◆ Written task:
Pull out every line below that contains the word "ring".

◆ Materials provided:
::::::::
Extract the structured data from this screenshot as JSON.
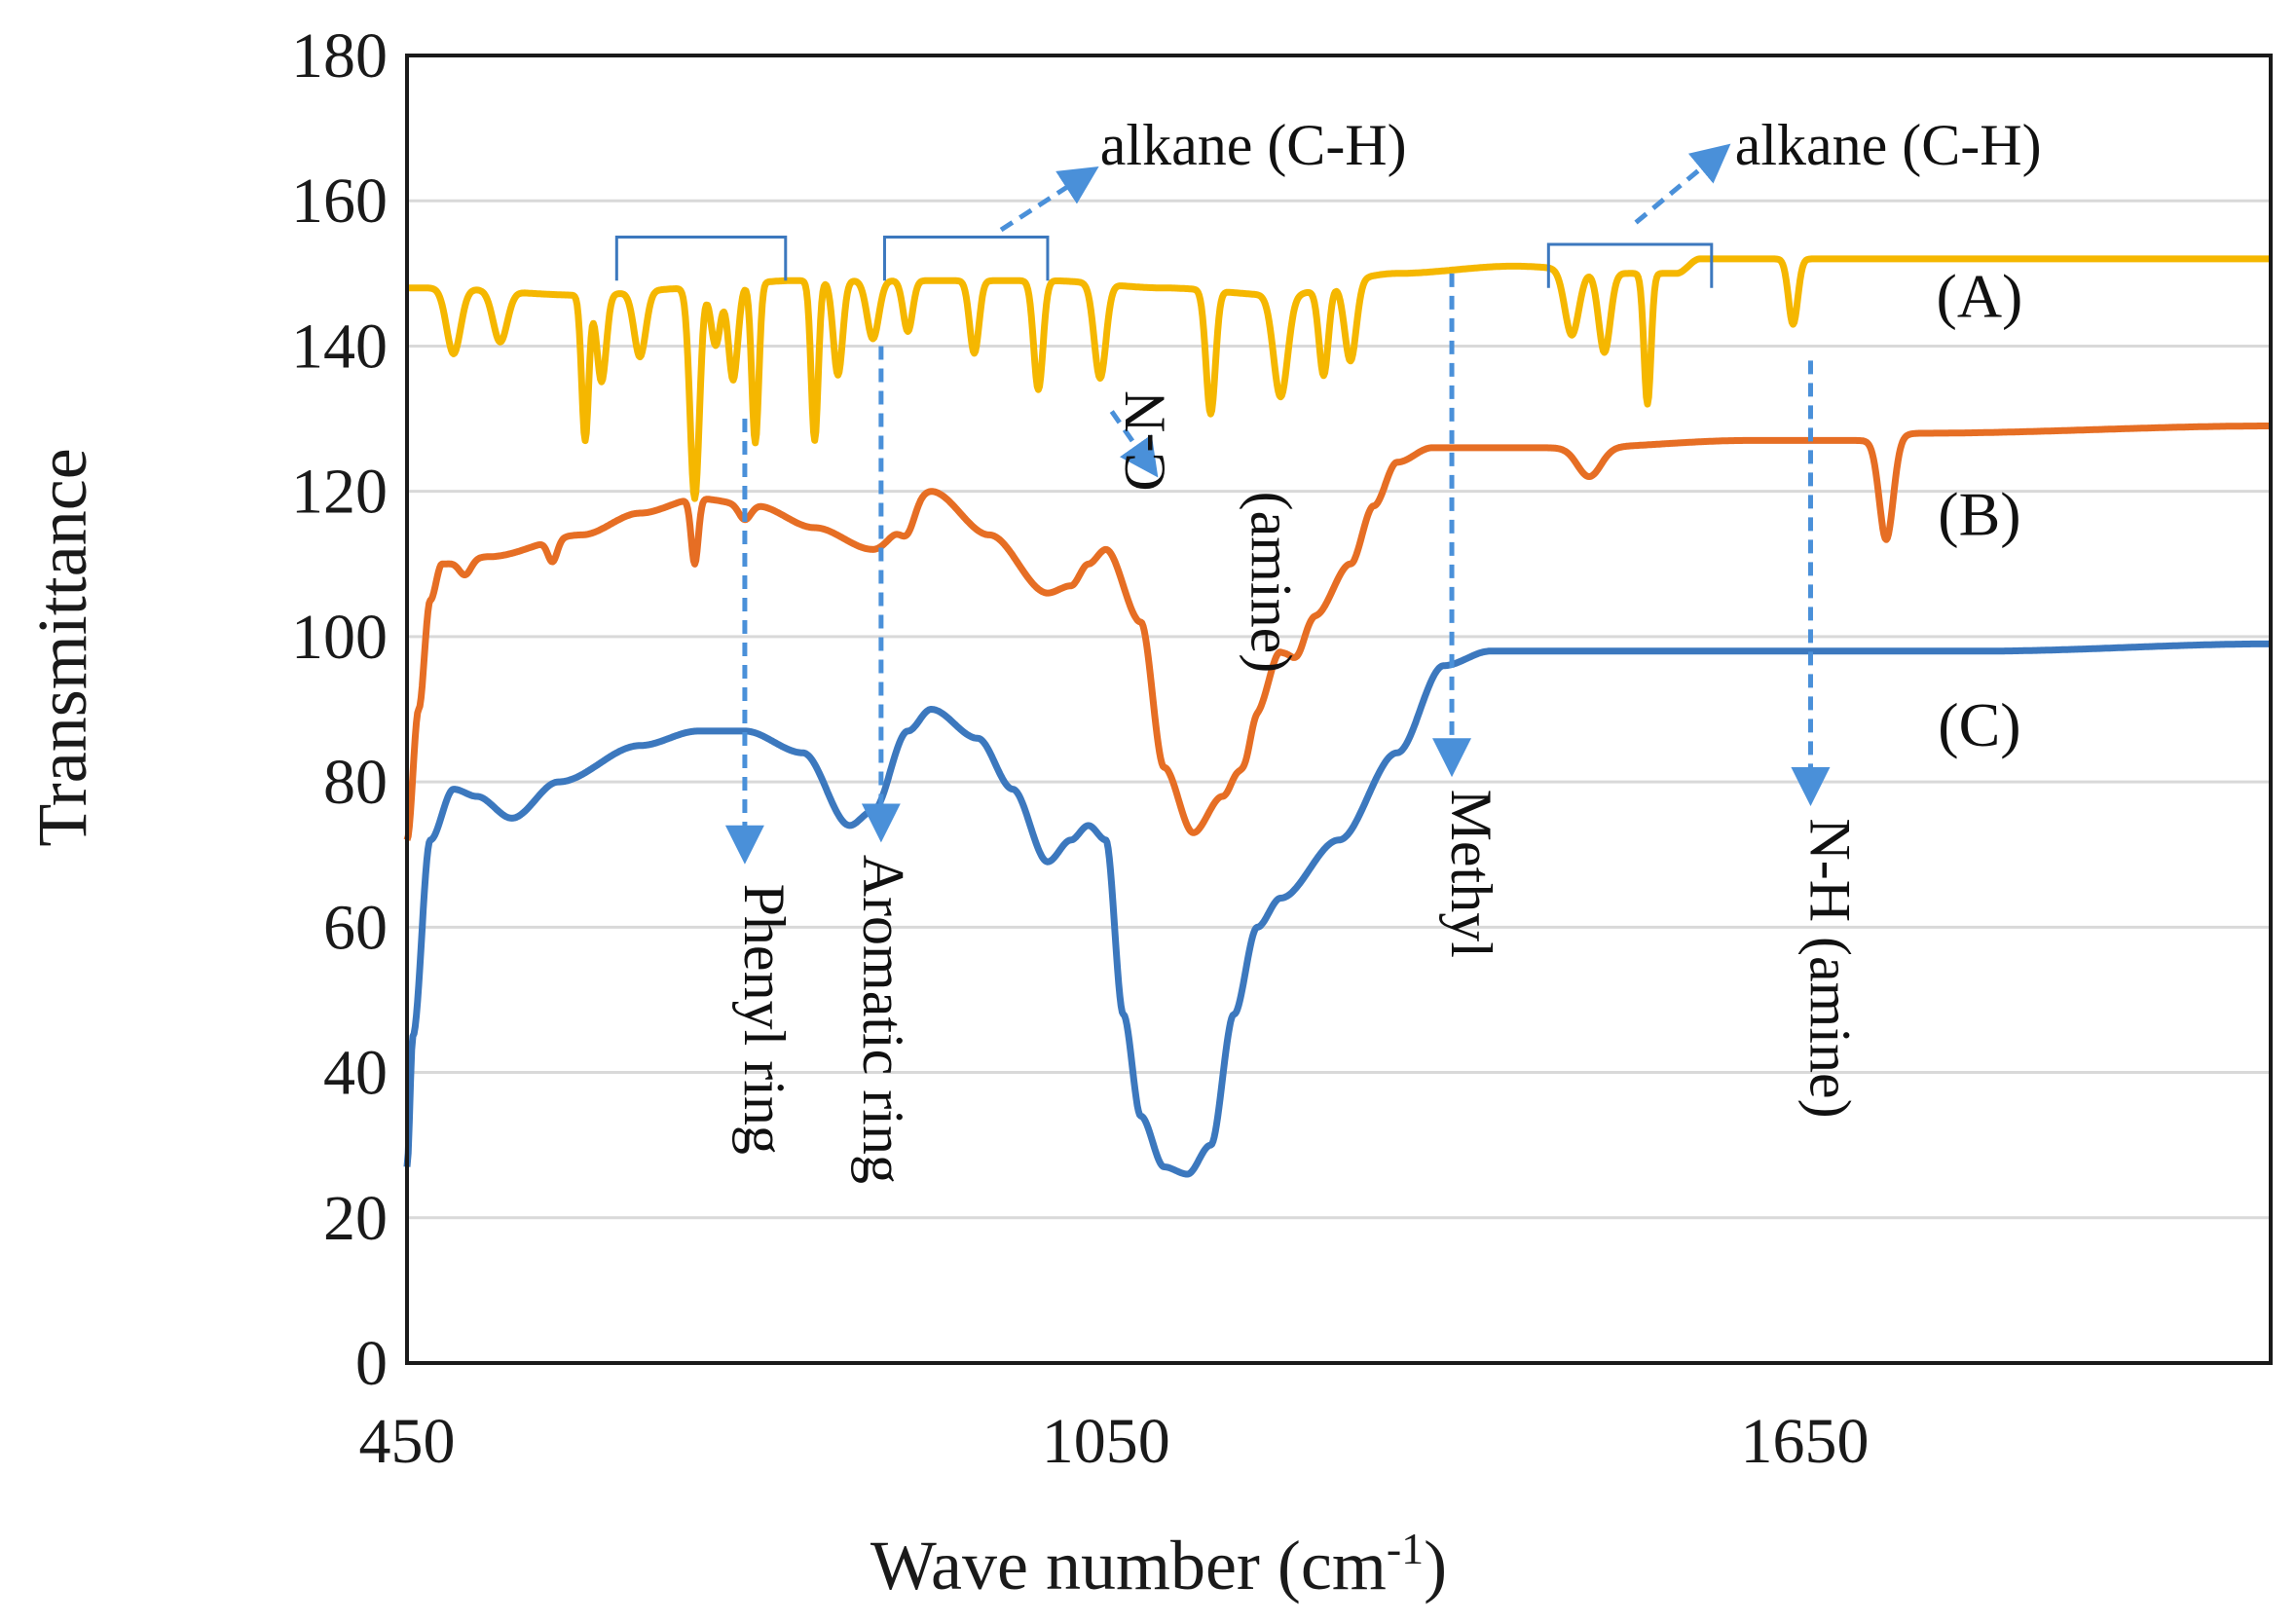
{
  "chart_data": {
    "type": "line",
    "title": "",
    "xlabel": "Wave number (cm",
    "xlabel_superscript": "-1",
    "xlabel_suffix": ")",
    "ylabel": "Transmittance",
    "xlim": [
      450,
      2050
    ],
    "ylim": [
      0,
      180
    ],
    "grid": true,
    "x_ticks": [
      {
        "value": 450,
        "label": "450"
      },
      {
        "value": 1050,
        "label": "1050"
      },
      {
        "value": 1650,
        "label": "1650"
      }
    ],
    "y_ticks": [
      {
        "value": 0,
        "label": "0"
      },
      {
        "value": 20,
        "label": "20"
      },
      {
        "value": 40,
        "label": "40"
      },
      {
        "value": 60,
        "label": "60"
      },
      {
        "value": 80,
        "label": "80"
      },
      {
        "value": 100,
        "label": "100"
      },
      {
        "value": 120,
        "label": "120"
      },
      {
        "value": 140,
        "label": "140"
      },
      {
        "value": 160,
        "label": "160"
      },
      {
        "value": 180,
        "label": "180"
      }
    ],
    "series": [
      {
        "name": "(A)",
        "color": "#f5b700",
        "base": [
          [
            450,
            148
          ],
          [
            470,
            148
          ],
          [
            600,
            147
          ],
          [
            700,
            148
          ],
          [
            780,
            149
          ],
          [
            900,
            149
          ],
          [
            1000,
            149
          ],
          [
            1100,
            148
          ],
          [
            1200,
            147
          ],
          [
            1300,
            150
          ],
          [
            1400,
            151
          ],
          [
            1500,
            150
          ],
          [
            1540,
            150
          ],
          [
            1560,
            152
          ],
          [
            1650,
            152
          ],
          [
            1800,
            152
          ],
          [
            2050,
            152
          ]
        ],
        "dips": [
          [
            490,
            9,
            6
          ],
          [
            530,
            7,
            6
          ],
          [
            603,
            20,
            3
          ],
          [
            617,
            12,
            4
          ],
          [
            650,
            9,
            5
          ],
          [
            697,
            29,
            4
          ],
          [
            715,
            8,
            4
          ],
          [
            730,
            13,
            4
          ],
          [
            749,
            22,
            3
          ],
          [
            800,
            22,
            3
          ],
          [
            820,
            13,
            4
          ],
          [
            850,
            8,
            5
          ],
          [
            880,
            7,
            4
          ],
          [
            937,
            10,
            4
          ],
          [
            992,
            15,
            4
          ],
          [
            1045,
            13,
            5
          ],
          [
            1140,
            17,
            4
          ],
          [
            1200,
            14,
            6
          ],
          [
            1237,
            12,
            4
          ],
          [
            1260,
            11,
            5
          ],
          [
            1450,
            9,
            6
          ],
          [
            1478,
            11,
            5
          ],
          [
            1515,
            18,
            3
          ],
          [
            1640,
            9,
            4
          ]
        ],
        "label_value": [
          1800,
          144
        ]
      },
      {
        "name": "(B)",
        "color": "#e66e24",
        "base": [
          [
            450,
            72
          ],
          [
            460,
            90
          ],
          [
            470,
            105
          ],
          [
            480,
            110
          ],
          [
            520,
            111
          ],
          [
            600,
            114
          ],
          [
            650,
            117
          ],
          [
            700,
            119
          ],
          [
            750,
            118
          ],
          [
            800,
            115
          ],
          [
            850,
            112
          ],
          [
            900,
            120
          ],
          [
            950,
            114
          ],
          [
            1000,
            106
          ],
          [
            1020,
            107
          ],
          [
            1035,
            110
          ],
          [
            1050,
            112
          ],
          [
            1080,
            102
          ],
          [
            1100,
            82
          ],
          [
            1125,
            73
          ],
          [
            1150,
            78
          ],
          [
            1180,
            90
          ],
          [
            1200,
            98
          ],
          [
            1230,
            103
          ],
          [
            1260,
            110
          ],
          [
            1280,
            118
          ],
          [
            1300,
            124
          ],
          [
            1330,
            126
          ],
          [
            1450,
            126
          ],
          [
            1600,
            127
          ],
          [
            1700,
            127
          ],
          [
            1750,
            128
          ],
          [
            2050,
            129
          ]
        ],
        "dips": [
          [
            500,
            2,
            5
          ],
          [
            575,
            3,
            4
          ],
          [
            697,
            9,
            3
          ],
          [
            740,
            2,
            5
          ],
          [
            880,
            3,
            6
          ],
          [
            1170,
            4,
            5
          ],
          [
            1215,
            3,
            6
          ],
          [
            1465,
            4,
            10
          ],
          [
            1720,
            14,
            6
          ]
        ],
        "label_value": [
          1800,
          114
        ]
      },
      {
        "name": "(C)",
        "color": "#3c78be",
        "base": [
          [
            450,
            27
          ],
          [
            455,
            45
          ],
          [
            470,
            72
          ],
          [
            490,
            79
          ],
          [
            510,
            78
          ],
          [
            540,
            75
          ],
          [
            580,
            80
          ],
          [
            650,
            85
          ],
          [
            700,
            87
          ],
          [
            740,
            87
          ],
          [
            790,
            84
          ],
          [
            830,
            74
          ],
          [
            850,
            76
          ],
          [
            880,
            87
          ],
          [
            900,
            90
          ],
          [
            940,
            86
          ],
          [
            970,
            79
          ],
          [
            1000,
            69
          ],
          [
            1020,
            72
          ],
          [
            1035,
            74
          ],
          [
            1050,
            72
          ],
          [
            1065,
            48
          ],
          [
            1080,
            34
          ],
          [
            1100,
            27
          ],
          [
            1120,
            26
          ],
          [
            1140,
            30
          ],
          [
            1160,
            48
          ],
          [
            1180,
            60
          ],
          [
            1200,
            64
          ],
          [
            1250,
            72
          ],
          [
            1300,
            84
          ],
          [
            1340,
            96
          ],
          [
            1380,
            98
          ],
          [
            1500,
            98
          ],
          [
            1650,
            98
          ],
          [
            1800,
            98
          ],
          [
            2050,
            99
          ]
        ],
        "dips": [],
        "label_value": [
          1800,
          85
        ]
      }
    ],
    "annotations": [
      {
        "text": "alkane (C-H)",
        "anchor_value": [
          1045,
          165
        ]
      },
      {
        "text": "alkane (C-H)",
        "anchor_value": [
          1590,
          165
        ]
      },
      {
        "text": "C-N",
        "anchor_value": [
          1100,
          120
        ]
      },
      {
        "text": "(amine)",
        "anchor_value": [
          1175,
          120
        ]
      },
      {
        "text": "Phenyl ring",
        "anchor_value": [
          740,
          66
        ]
      },
      {
        "text": "Aromatic ring",
        "anchor_value": [
          842,
          70
        ]
      },
      {
        "text": "Methyl",
        "anchor_value": [
          1347,
          79
        ]
      },
      {
        "text": "N-H (amine)",
        "anchor_value": [
          1655,
          75
        ]
      }
    ],
    "brackets": [
      {
        "x1": 630,
        "x2": 775,
        "y": 155
      },
      {
        "x1": 860,
        "x2": 1000,
        "y": 155
      },
      {
        "x1": 1430,
        "x2": 1570,
        "y": 154
      }
    ],
    "dashed_arrows": [
      {
        "from": [
          740,
          130
        ],
        "to": [
          740,
          70
        ]
      },
      {
        "from": [
          857,
          140
        ],
        "to": [
          857,
          73
        ]
      },
      {
        "from": [
          1347,
          150
        ],
        "to": [
          1347,
          82
        ]
      },
      {
        "from": [
          1655,
          138
        ],
        "to": [
          1655,
          78
        ]
      },
      {
        "from": [
          1055,
          131
        ],
        "to": [
          1090,
          123
        ]
      },
      {
        "from": [
          960,
          156
        ],
        "to": [
          1037,
          164
        ]
      },
      {
        "from": [
          1505,
          157
        ],
        "to": [
          1580,
          167
        ]
      }
    ],
    "arrow_color": "#4a90d9",
    "bracket_color": "#3c78be"
  }
}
::::::::
◆ Task output:
        "text": "Phenyl ring",
        "text": "Aromatic ring",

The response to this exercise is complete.